## Given exercise:
Write out each line word for word. Drop pictures.
Start of Exercise input
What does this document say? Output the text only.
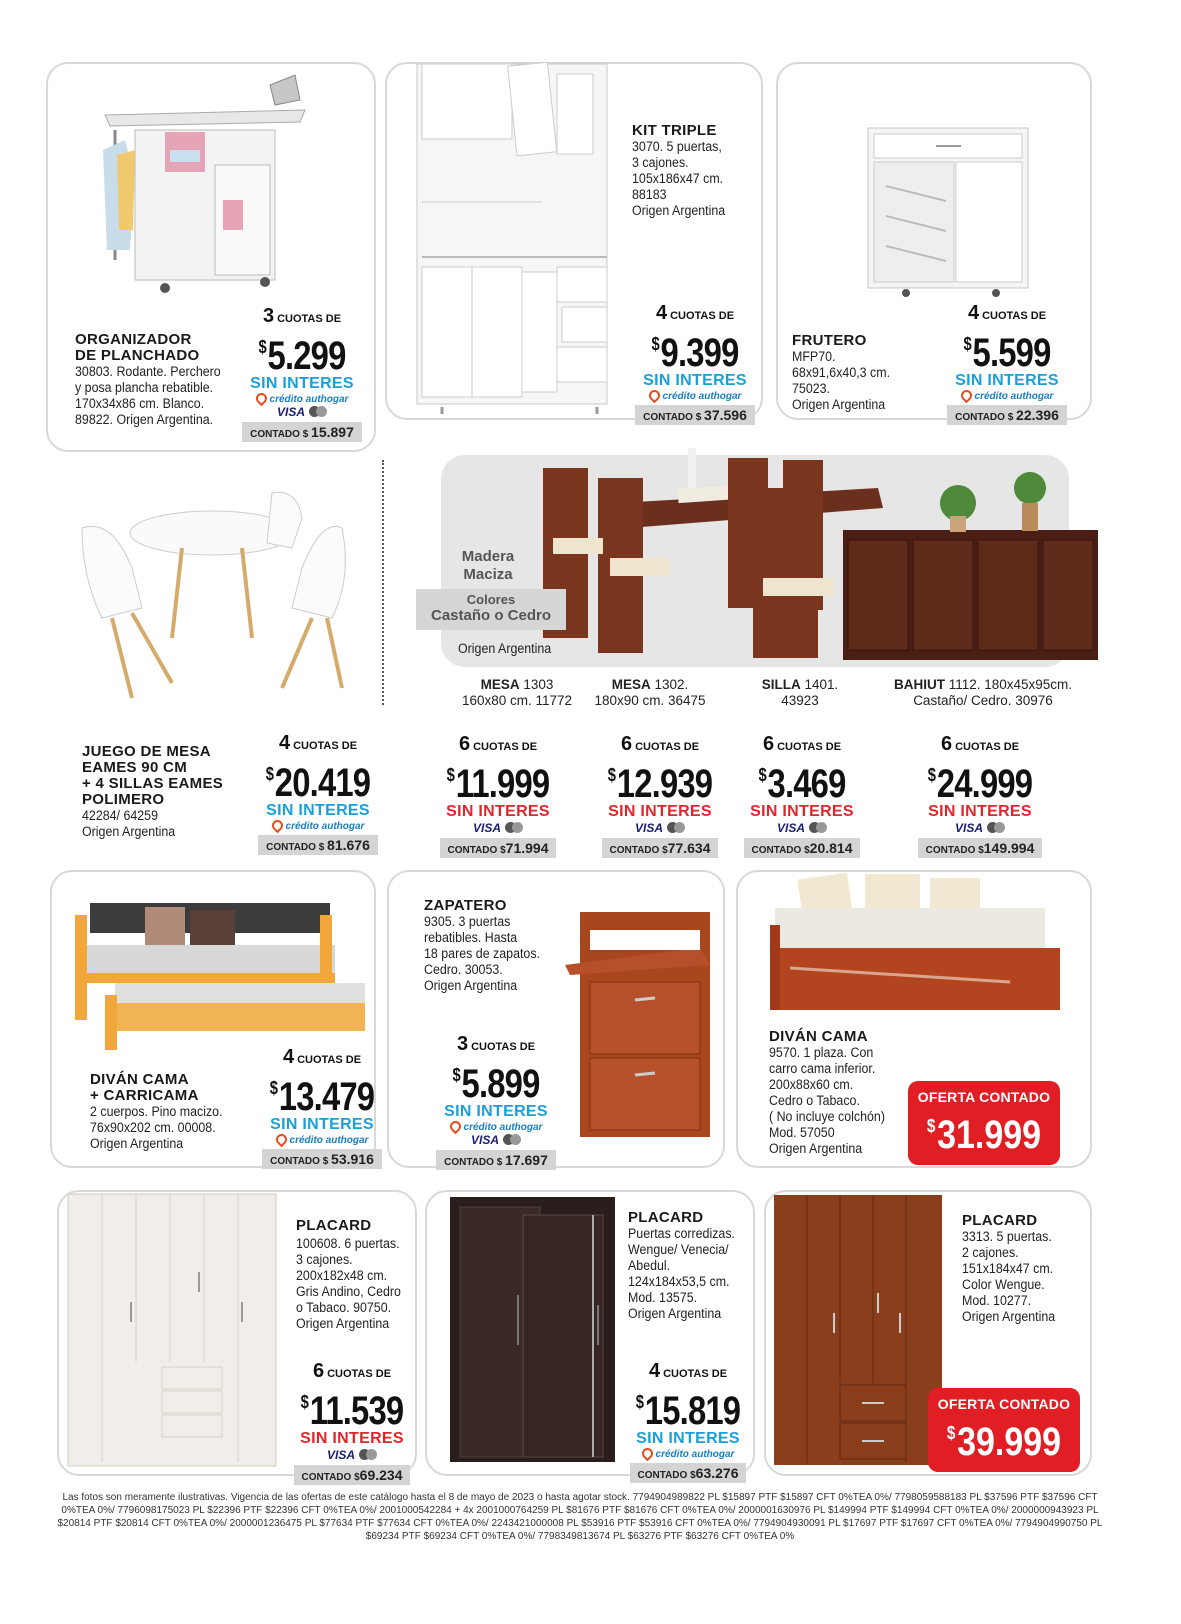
ORGANIZADOR
DE PLANCHADO
30803. Rodante. Perchero
y posa plancha rebatible.
170x34x86 cm. Blanco.
89822. Origen Argentina.
3 CUOTAS DE
$5.299
SIN INTERES
crédito authogar
VISA
CONTADO $ 15.897
KIT TRIPLE
3070. 5 puertas,
3 cajones.
105x186x47 cm.
88183
Origen Argentina
4 CUOTAS DE
$9.399
SIN INTERES
crédito authogar
CONTADO $ 37.596
FRUTERO
MFP70.
68x91,6x40,3 cm.
75023.
Origen Argentina
4 CUOTAS DE
$5.599
SIN INTERES
crédito authogar
CONTADO $ 22.396
JUEGO DE MESA
EAMES 90 CM
+ 4 SILLAS EAMES
POLIMERO
42284/ 64259
Origen Argentina
4 CUOTAS DE
$20.419
SIN INTERES
crédito authogar
CONTADO $ 81.676
Madera
Maciza
Colores
Castaño o Cedro
Origen Argentina
MESA 1303
160x80 cm. 11772
MESA 1302.
180x90 cm. 36475
SILLA 1401.
43923
BAHIUT 1112. 180x45x95cm.
Castaño/ Cedro. 30976
6 CUOTAS DE
$11.999
SIN INTERES
VISA
CONTADO $71.994
6 CUOTAS DE
$12.939
SIN INTERES
VISA
CONTADO $77.634
6 CUOTAS DE
$3.469
SIN INTERES
VISA
CONTADO $20.814
6 CUOTAS DE
$24.999
SIN INTERES
VISA
CONTADO $149.994
DIVÁN CAMA
+ CARRICAMA
2 cuerpos. Pino macizo.
76x90x202 cm. 00008.
Origen Argentina
4 CUOTAS DE
$13.479
SIN INTERES
crédito authogar
CONTADO $ 53.916
ZAPATERO
9305. 3 puertas
rebatibles. Hasta
18 pares de zapatos.
Cedro. 30053.
Origen Argentina
3 CUOTAS DE
$5.899
SIN INTERES
crédito authogar
VISA
CONTADO $ 17.697
DIVÁN CAMA
9570. 1 plaza. Con
carro cama inferior.
200x88x60 cm.
Cedro o Tabaco.
( No incluye colchón)
Mod. 57050
Origen Argentina
OFERTA CONTADO
$31.999
PLACARD
100608. 6 puertas.
3 cajones.
200x182x48 cm.
Gris Andino, Cedro
o Tabaco. 90750.
Origen Argentina
6 CUOTAS DE
$11.539
SIN INTERES
VISA
CONTADO $69.234
PLACARD
Puertas corredizas.
Wengue/ Venecia/
Abedul.
124x184x53,5 cm.
Mod. 13575.
Origen Argentina
4 CUOTAS DE
$15.819
SIN INTERES
crédito authogar
CONTADO $63.276
PLACARD
3313. 5 puertas.
2 cajones.
151x184x47 cm.
Color Wengue.
Mod. 10277.
Origen Argentina
OFERTA CONTADO
$39.999
Las fotos son meramente ilustrativas. Vigencia de las ofertas de este catálogo hasta el 8 de mayo de 2023 o hasta agotar stock. 7794904989822 PL $15897 PTF $15897 CFT 0%TEA 0%/ 7798059588183 PL $37596 PTF $37596 CFT 0%TEA 0%/ 7796098175023 PL $22396 PTF $22396 CFT 0%TEA 0%/ 2001000542284 + 4x 2001000764259 PL $81676 PTF $81676 CFT 0%TEA 0%/ 2000001630976 PL $149994 PTF $149994 CFT 0%TEA 0%/ 2000000943923 PL $20814 PTF $20814 CFT 0%TEA 0%/ 2000001236475 PL $77634 PTF $77634 CFT 0%TEA 0%/ 2243421000008 PL $53916 PTF $53916 CFT 0%TEA 0%/ 7794904930091 PL $17697 PTF $17697 CFT 0%TEA 0%/ 7794904990750 PL $69234 PTF $69234 CFT 0%TEA 0%/ 7798349813674 PL $63276 PTF $63276 CFT 0%TEA 0%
End of Exercise input
## Answer for this exercise:
What does this document say? Output the text only.
ORGANIZADOR
DE PLANCHADO
30803. Rodante. Perchero
y posa plancha rebatible.
170x34x86 cm. Blanco.
89822. Origen Argentina.
3 CUOTAS DE
$5.299
SIN INTERES
crédito authogar
VISA
CONTADO $ 15.897
KIT TRIPLE
3070. 5 puertas,
3 cajones.
105x186x47 cm.
88183
Origen Argentina
4 CUOTAS DE
$9.399
SIN INTERES
crédito authogar
CONTADO $ 37.596
FRUTERO
MFP70.
68x91,6x40,3 cm.
75023.
Origen Argentina
4 CUOTAS DE
$5.599
SIN INTERES
crédito authogar
CONTADO $ 22.396
JUEGO DE MESA
EAMES 90 CM
+ 4 SILLAS EAMES
POLIMERO
42284/ 64259
Origen Argentina
4 CUOTAS DE
$20.419
SIN INTERES
crédito authogar
CONTADO $ 81.676
Madera
Maciza
Colores
Castaño o Cedro
Origen Argentina
MESA 1303
160x80 cm. 11772
MESA 1302.
180x90 cm. 36475
SILLA 1401.
43923
BAHIUT 1112. 180x45x95cm.
Castaño/ Cedro. 30976
6 CUOTAS DE
$11.999
SIN INTERES
VISA
CONTADO $71.994
6 CUOTAS DE
$12.939
SIN INTERES
VISA
CONTADO $77.634
6 CUOTAS DE
$3.469
SIN INTERES
VISA
CONTADO $20.814
6 CUOTAS DE
$24.999
SIN INTERES
VISA
CONTADO $149.994
DIVÁN CAMA
+ CARRICAMA
2 cuerpos. Pino macizo.
76x90x202 cm. 00008.
Origen Argentina
4 CUOTAS DE
$13.479
SIN INTERES
crédito authogar
CONTADO $ 53.916
ZAPATERO
9305. 3 puertas
rebatibles. Hasta
18 pares de zapatos.
Cedro. 30053.
Origen Argentina
3 CUOTAS DE
$5.899
SIN INTERES
crédito authogar
VISA
CONTADO $ 17.697
DIVÁN CAMA
9570. 1 plaza. Con
carro cama inferior.
200x88x60 cm.
Cedro o Tabaco.
( No incluye colchón)
Mod. 57050
Origen Argentina
OFERTA CONTADO
$31.999
PLACARD
100608. 6 puertas.
3 cajones.
200x182x48 cm.
Gris Andino, Cedro
o Tabaco. 90750.
Origen Argentina
6 CUOTAS DE
$11.539
SIN INTERES
VISA
CONTADO $69.234
PLACARD
Puertas corredizas.
Wengue/ Venecia/
Abedul.
124x184x53,5 cm.
Mod. 13575.
Origen Argentina
4 CUOTAS DE
$15.819
SIN INTERES
crédito authogar
CONTADO $63.276
PLACARD
3313. 5 puertas.
2 cajones.
151x184x47 cm.
Color Wengue.
Mod. 10277.
Origen Argentina
OFERTA CONTADO
$39.999
Las fotos son meramente ilustrativas. Vigencia de las ofertas de este catálogo hasta el 8 de mayo de 2023 o hasta agotar stock. 7794904989822 PL $15897 PTF $15897 CFT 0%TEA 0%/ 7798059588183 PL $37596 PTF $37596 CFT 0%TEA 0%/ 7796098175023 PL $22396 PTF $22396 CFT 0%TEA 0%/ 2001000542284 + 4x 2001000764259 PL $81676 PTF $81676 CFT 0%TEA 0%/ 2000001630976 PL $149994 PTF $149994 CFT 0%TEA 0%/ 2000000943923 PL $20814 PTF $20814 CFT 0%TEA 0%/ 2000001236475 PL $77634 PTF $77634 CFT 0%TEA 0%/ 2243421000008 PL $53916 PTF $53916 CFT 0%TEA 0%/ 7794904930091 PL $17697 PTF $17697 CFT 0%TEA 0%/ 7794904990750 PL $69234 PTF $69234 CFT 0%TEA 0%/ 7798349813674 PL $63276 PTF $63276 CFT 0%TEA 0%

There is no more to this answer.